▶ Exercise directions
Write the data out again exactly, with no pictures.

▶ Task input
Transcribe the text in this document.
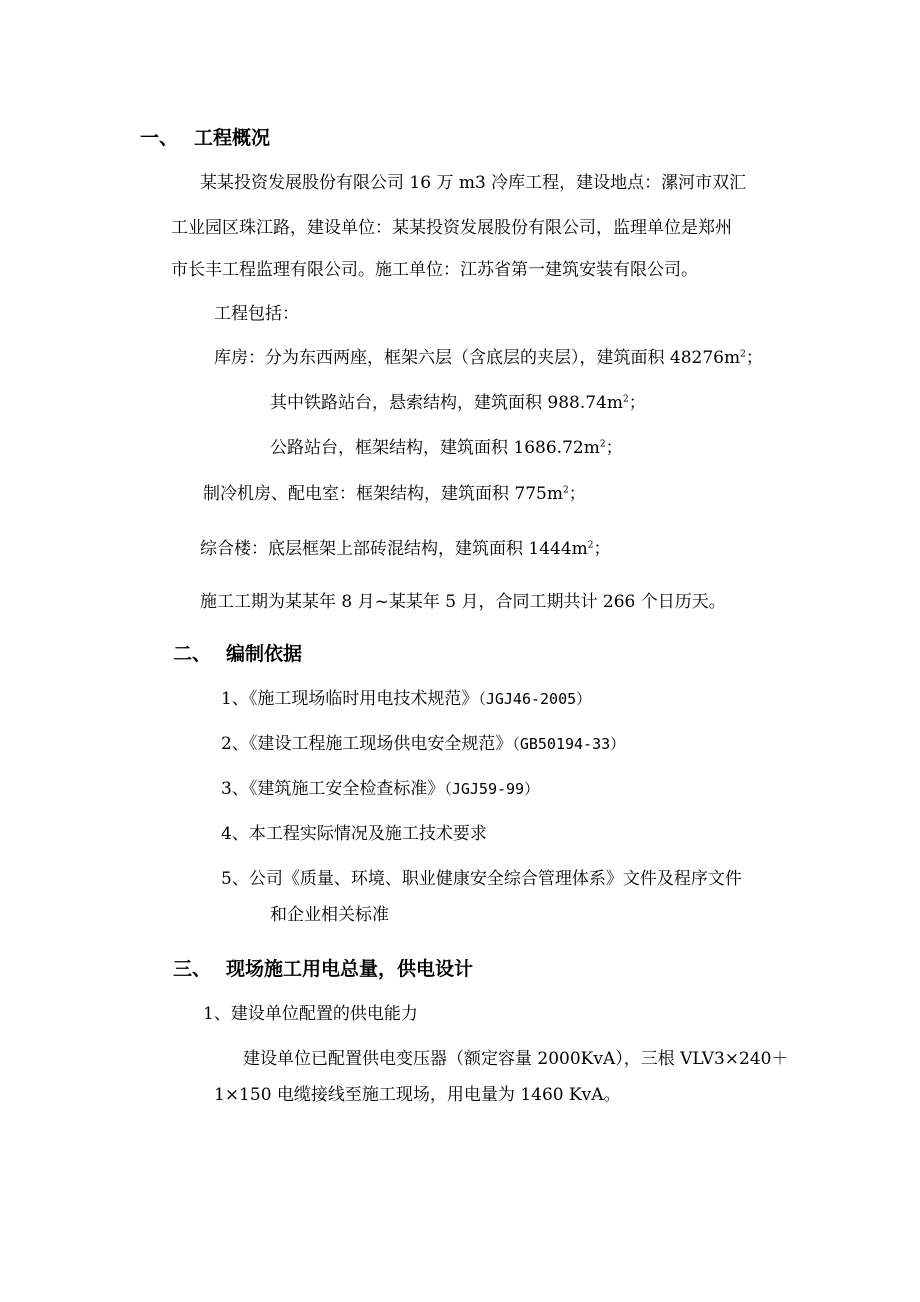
一、 工程概况
某某投资发展股份有限公司 16 万 m3 冷库工程，建设地点：漯河市双汇
工业园区珠江路，建设单位：某某投资发展股份有限公司，监理单位是郑州
市长丰工程监理有限公司。施工单位：江苏省第一建筑安装有限公司。
工程包括：
库房：分为东西两座，框架六层（含底层的夹层），建筑面积 $48276m^2$；
其中铁路站台，悬索结构，建筑面积 $988.74m^2$；
公路站台，框架结构，建筑面积 $1686.72m^2$；
制冷机房、配电室：框架结构，建筑面积 $775m^2$；
综合楼：底层框架上部砖混结构，建筑面积 $1444m^2$；
施工工期为某某年 8 月~某某年 5 月，合同工期共计 266 个日历天。
二、 编制依据
1、《施工现场临时用电技术规范》（JGJ46-2005）
2、《建设工程施工现场供电安全规范》（GB50194-33）
3、《建筑施工安全检查标准》（JGJ59-99）
4、本工程实际情况及施工技术要求
5、公司《质量、环境、职业健康安全综合管理体系》文件及程序文件
和企业相关标准
三、 现场施工用电总量，供电设计
1、建设单位配置的供电能力
建设单位已配置供电变压器（额定容量 2000KvA），三根 VLV3×240＋
1×150 电缆接线至施工现场，用电量为 1460 KvA。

▶ Task result
Transcribe the text in this document.
一、 工程概况
某某投资发展股份有限公司 16 万 m3 冷库工程，建设地点：漯河市双汇
工业园区珠江路，建设单位：某某投资发展股份有限公司，监理单位是郑州
市长丰工程监理有限公司。施工单位：江苏省第一建筑安装有限公司。
工程包括：
库房：分为东西两座，框架六层（含底层的夹层），建筑面积 $48276m^2$；
其中铁路站台，悬索结构，建筑面积 $988.74m^2$；
公路站台，框架结构，建筑面积 $1686.72m^2$；
制冷机房、配电室：框架结构，建筑面积 $775m^2$；
综合楼：底层框架上部砖混结构，建筑面积 $1444m^2$；
施工工期为某某年 8 月~某某年 5 月，合同工期共计 266 个日历天。
二、 编制依据
1、《施工现场临时用电技术规范》（JGJ46-2005）
2、《建设工程施工现场供电安全规范》（GB50194-33）
3、《建筑施工安全检查标准》（JGJ59-99）
4、本工程实际情况及施工技术要求
5、公司《质量、环境、职业健康安全综合管理体系》文件及程序文件
和企业相关标准
三、 现场施工用电总量，供电设计
1、建设单位配置的供电能力
建设单位已配置供电变压器（额定容量 2000KvA），三根 VLV3×240＋
1×150 电缆接线至施工现场，用电量为 1460 KvA。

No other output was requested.